-- START Data section --

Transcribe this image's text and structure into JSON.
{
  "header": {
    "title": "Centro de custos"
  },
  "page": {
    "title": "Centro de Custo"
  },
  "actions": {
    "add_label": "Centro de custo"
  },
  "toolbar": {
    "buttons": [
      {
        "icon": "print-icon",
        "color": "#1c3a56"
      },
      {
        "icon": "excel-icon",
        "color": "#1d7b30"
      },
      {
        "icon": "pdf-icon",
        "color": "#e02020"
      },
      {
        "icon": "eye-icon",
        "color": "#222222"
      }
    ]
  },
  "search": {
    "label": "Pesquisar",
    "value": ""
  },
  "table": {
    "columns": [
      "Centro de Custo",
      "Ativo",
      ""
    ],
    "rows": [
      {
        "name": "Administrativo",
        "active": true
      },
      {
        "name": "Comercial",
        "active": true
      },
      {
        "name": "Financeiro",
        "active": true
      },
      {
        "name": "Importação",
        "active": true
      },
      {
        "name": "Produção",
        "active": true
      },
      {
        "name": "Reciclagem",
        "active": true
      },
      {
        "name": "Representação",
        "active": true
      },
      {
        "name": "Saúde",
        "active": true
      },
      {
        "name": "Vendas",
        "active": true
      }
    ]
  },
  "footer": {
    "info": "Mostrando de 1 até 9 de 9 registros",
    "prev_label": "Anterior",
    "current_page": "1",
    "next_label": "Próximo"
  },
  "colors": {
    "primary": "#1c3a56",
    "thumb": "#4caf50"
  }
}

-- END Data section --

- **Exercise details**: Each line of the listing above should be output exactly.

- **Worked answer**:
Transcribe this image's text and structure into JSON.
{
  "header": {
    "title": "Centro de custos"
  },
  "page": {
    "title": "Centro de Custo"
  },
  "actions": {
    "add_label": "Centro de custo"
  },
  "toolbar": {
    "buttons": [
      {
        "icon": "print-icon",
        "color": "#1c3a56"
      },
      {
        "icon": "excel-icon",
        "color": "#1d7b30"
      },
      {
        "icon": "pdf-icon",
        "color": "#e02020"
      },
      {
        "icon": "eye-icon",
        "color": "#222222"
      }
    ]
  },
  "search": {
    "label": "Pesquisar",
    "value": ""
  },
  "table": {
    "columns": [
      "Centro de Custo",
      "Ativo",
      ""
    ],
    "rows": [
      {
        "name": "Administrativo",
        "active": true
      },
      {
        "name": "Comercial",
        "active": true
      },
      {
        "name": "Financeiro",
        "active": true
      },
      {
        "name": "Importação",
        "active": true
      },
      {
        "name": "Produção",
        "active": true
      },
      {
        "name": "Reciclagem",
        "active": true
      },
      {
        "name": "Representação",
        "active": true
      },
      {
        "name": "Saúde",
        "active": true
      },
      {
        "name": "Vendas",
        "active": true
      }
    ]
  },
  "footer": {
    "info": "Mostrando de 1 até 9 de 9 registros",
    "prev_label": "Anterior",
    "current_page": "1",
    "next_label": "Próximo"
  },
  "colors": {
    "primary": "#1c3a56",
    "thumb": "#4caf50"
  }
}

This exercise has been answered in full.